# Task to complete:
Reproduce the records below verbatim, starting at their first line and ending at the line that contains "steuerfreibetrag-unit: Euro [384, 691, 414, 707]", including both of those lines.
★ ★ ★
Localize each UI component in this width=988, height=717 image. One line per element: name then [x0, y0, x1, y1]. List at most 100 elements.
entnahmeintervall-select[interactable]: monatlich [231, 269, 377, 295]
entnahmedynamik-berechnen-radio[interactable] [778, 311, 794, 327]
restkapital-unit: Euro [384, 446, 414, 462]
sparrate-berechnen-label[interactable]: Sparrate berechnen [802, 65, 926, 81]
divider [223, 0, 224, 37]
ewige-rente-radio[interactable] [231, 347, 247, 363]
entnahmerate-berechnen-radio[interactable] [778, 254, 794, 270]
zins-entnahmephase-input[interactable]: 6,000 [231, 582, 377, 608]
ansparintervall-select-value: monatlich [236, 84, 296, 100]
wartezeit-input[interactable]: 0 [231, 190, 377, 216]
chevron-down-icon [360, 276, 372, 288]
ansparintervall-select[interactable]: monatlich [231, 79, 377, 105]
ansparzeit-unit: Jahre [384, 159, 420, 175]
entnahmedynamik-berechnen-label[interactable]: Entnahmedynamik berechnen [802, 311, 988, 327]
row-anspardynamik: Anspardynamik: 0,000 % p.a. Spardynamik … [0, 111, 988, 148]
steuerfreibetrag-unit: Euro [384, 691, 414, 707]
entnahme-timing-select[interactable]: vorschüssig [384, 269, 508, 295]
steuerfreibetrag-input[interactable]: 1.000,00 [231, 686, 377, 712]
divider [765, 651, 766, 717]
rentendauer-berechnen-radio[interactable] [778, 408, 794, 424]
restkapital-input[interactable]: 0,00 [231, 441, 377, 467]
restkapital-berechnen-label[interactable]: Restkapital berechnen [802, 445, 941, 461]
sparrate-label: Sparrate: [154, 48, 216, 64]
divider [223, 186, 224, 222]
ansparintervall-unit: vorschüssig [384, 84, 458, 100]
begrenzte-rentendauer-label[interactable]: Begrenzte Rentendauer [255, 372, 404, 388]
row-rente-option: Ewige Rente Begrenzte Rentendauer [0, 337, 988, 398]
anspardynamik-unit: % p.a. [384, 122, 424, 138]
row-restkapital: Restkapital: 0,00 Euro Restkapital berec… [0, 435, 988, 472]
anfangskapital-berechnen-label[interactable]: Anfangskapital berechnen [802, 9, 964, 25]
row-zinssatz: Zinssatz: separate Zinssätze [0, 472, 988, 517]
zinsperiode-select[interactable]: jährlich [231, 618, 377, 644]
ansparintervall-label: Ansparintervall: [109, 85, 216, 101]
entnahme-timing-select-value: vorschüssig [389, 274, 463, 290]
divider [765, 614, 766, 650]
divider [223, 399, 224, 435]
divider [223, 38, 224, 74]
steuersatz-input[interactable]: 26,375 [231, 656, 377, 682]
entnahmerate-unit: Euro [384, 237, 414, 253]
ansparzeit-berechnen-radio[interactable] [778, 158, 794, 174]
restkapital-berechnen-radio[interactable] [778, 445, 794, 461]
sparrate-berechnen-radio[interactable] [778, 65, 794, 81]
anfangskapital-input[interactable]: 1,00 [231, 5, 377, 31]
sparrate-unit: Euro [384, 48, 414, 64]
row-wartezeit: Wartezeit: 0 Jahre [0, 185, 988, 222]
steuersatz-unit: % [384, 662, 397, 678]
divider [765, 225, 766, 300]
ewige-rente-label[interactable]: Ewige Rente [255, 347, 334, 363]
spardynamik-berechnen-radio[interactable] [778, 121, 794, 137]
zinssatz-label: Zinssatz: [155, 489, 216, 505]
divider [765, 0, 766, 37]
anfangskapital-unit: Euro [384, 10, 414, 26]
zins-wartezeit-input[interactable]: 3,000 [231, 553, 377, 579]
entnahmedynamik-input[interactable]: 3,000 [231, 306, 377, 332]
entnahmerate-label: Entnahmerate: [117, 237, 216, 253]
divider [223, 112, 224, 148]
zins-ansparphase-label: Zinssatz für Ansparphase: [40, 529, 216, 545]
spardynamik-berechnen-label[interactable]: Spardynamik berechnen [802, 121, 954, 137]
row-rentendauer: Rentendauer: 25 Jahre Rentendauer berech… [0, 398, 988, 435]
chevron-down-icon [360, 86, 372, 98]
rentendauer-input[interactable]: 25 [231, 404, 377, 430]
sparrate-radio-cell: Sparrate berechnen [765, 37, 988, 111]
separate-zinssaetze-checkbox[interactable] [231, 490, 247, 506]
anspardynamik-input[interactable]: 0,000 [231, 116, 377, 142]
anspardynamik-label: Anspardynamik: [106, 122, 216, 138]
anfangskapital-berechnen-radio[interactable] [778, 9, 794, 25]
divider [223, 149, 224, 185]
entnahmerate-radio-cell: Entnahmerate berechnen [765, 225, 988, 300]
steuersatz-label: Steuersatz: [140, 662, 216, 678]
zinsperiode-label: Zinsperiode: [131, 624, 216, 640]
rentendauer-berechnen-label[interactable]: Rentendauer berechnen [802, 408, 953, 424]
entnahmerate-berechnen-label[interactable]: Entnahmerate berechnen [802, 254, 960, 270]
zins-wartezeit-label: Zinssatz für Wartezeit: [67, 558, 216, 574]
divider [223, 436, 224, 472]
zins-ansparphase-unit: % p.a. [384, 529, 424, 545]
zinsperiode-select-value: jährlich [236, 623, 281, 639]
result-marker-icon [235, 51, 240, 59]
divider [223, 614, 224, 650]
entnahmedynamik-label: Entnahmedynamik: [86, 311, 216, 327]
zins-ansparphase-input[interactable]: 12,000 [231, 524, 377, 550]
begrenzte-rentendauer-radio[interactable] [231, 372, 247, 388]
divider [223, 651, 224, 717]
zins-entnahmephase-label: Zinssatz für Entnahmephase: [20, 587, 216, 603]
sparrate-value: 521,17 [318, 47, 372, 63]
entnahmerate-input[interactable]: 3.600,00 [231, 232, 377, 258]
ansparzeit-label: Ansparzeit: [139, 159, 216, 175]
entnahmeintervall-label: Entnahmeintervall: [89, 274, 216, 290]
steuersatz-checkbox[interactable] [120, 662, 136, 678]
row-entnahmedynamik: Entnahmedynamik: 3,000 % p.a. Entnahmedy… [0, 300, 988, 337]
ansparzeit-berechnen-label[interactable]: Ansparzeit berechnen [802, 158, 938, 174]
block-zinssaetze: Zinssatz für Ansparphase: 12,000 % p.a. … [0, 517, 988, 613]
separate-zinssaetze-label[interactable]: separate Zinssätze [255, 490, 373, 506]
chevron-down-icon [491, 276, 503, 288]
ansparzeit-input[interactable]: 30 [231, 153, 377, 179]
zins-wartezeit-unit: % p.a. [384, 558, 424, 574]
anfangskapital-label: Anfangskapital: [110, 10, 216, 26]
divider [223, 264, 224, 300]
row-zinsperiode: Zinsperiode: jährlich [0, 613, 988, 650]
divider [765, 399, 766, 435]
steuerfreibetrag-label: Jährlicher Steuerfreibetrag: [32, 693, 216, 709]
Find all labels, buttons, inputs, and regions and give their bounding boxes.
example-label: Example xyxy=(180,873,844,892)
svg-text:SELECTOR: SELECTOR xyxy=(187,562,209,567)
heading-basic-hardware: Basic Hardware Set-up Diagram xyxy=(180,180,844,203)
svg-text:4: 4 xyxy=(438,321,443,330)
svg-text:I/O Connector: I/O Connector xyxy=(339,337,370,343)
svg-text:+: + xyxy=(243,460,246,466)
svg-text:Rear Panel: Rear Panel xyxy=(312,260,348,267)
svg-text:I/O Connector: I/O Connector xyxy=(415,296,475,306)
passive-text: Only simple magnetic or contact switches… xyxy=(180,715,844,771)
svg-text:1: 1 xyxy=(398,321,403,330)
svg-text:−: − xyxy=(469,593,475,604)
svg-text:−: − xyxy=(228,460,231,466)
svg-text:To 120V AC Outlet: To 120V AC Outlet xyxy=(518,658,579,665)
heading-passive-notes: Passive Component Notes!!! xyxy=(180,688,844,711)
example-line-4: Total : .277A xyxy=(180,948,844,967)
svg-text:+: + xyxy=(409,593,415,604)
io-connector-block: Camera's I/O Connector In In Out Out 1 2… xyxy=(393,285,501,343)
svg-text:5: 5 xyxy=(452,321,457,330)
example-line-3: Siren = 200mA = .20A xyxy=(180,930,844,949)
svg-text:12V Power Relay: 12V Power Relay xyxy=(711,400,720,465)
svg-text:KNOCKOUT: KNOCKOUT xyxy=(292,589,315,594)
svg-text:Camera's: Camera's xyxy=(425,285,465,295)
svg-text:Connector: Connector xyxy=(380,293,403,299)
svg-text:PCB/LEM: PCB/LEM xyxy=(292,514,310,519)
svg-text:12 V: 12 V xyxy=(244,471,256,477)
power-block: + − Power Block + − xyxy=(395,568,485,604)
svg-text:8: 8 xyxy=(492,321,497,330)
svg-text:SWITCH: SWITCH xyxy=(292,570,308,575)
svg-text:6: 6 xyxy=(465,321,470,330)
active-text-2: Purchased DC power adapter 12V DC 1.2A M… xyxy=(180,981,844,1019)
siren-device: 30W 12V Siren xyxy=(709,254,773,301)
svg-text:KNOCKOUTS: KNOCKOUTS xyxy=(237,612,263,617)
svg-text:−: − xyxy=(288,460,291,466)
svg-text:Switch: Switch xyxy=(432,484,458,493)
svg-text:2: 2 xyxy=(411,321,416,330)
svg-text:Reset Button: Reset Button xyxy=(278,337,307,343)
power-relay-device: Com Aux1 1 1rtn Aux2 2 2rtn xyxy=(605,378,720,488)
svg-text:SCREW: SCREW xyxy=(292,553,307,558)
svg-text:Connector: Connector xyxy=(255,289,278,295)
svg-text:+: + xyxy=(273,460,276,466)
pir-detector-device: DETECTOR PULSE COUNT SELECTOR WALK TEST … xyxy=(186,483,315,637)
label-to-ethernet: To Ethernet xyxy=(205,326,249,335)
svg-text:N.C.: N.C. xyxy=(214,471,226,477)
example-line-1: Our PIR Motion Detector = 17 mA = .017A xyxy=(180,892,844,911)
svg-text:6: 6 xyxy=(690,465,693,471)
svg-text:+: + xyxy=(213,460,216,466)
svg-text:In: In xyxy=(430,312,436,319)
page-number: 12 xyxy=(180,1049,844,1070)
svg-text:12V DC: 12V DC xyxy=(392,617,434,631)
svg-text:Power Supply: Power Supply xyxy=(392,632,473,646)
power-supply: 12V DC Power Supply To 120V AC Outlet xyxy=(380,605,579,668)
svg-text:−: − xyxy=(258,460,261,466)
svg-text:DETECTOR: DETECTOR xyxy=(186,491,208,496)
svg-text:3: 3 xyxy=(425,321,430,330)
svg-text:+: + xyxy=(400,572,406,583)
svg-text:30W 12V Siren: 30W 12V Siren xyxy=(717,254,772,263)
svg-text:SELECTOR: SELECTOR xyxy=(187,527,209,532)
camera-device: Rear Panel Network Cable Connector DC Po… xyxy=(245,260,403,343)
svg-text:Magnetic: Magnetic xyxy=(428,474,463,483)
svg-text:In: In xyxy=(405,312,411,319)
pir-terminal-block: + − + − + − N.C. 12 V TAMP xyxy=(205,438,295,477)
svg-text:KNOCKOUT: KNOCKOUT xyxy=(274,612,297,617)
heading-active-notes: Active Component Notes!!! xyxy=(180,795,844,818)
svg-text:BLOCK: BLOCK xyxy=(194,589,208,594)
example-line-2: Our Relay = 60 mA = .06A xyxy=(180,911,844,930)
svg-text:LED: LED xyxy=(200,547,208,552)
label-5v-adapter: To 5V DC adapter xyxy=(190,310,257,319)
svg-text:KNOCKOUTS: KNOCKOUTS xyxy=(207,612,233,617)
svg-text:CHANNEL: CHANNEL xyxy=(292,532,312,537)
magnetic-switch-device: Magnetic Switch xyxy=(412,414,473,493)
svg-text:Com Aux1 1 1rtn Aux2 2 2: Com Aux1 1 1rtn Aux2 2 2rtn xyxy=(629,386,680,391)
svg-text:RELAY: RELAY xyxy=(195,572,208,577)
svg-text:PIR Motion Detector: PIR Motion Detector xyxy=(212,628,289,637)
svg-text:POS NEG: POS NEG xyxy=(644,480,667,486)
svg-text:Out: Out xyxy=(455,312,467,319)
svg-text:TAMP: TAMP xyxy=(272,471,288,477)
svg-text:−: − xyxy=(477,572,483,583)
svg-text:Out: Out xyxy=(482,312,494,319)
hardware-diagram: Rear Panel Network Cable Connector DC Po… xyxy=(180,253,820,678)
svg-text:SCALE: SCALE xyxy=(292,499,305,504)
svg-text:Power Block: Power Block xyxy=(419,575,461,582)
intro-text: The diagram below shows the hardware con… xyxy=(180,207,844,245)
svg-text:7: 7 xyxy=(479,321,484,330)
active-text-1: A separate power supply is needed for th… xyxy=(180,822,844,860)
★ ★ ★
# Written response:
Localize each UI component in this width=988, height=717 image. One line per element: name then [x0, y0, x1, y1]. List at most 100 elements.
entnahmeintervall-select[interactable]: monatlich [231, 269, 377, 295]
entnahmedynamik-berechnen-radio[interactable] [778, 311, 794, 327]
restkapital-unit: Euro [384, 446, 414, 462]
sparrate-berechnen-label[interactable]: Sparrate berechnen [802, 65, 926, 81]
divider [223, 0, 224, 37]
ewige-rente-radio[interactable] [231, 347, 247, 363]
entnahmerate-berechnen-radio[interactable] [778, 254, 794, 270]
zins-entnahmephase-input[interactable]: 6,000 [231, 582, 377, 608]
ansparintervall-select-value: monatlich [236, 84, 296, 100]
wartezeit-input[interactable]: 0 [231, 190, 377, 216]
chevron-down-icon [360, 276, 372, 288]
ansparintervall-select[interactable]: monatlich [231, 79, 377, 105]
ansparzeit-unit: Jahre [384, 159, 420, 175]
entnahmedynamik-berechnen-label[interactable]: Entnahmedynamik berechnen [802, 311, 988, 327]
row-anspardynamik: Anspardynamik: 0,000 % p.a. Spardynamik … [0, 111, 988, 148]
steuerfreibetrag-unit: Euro [384, 691, 414, 707]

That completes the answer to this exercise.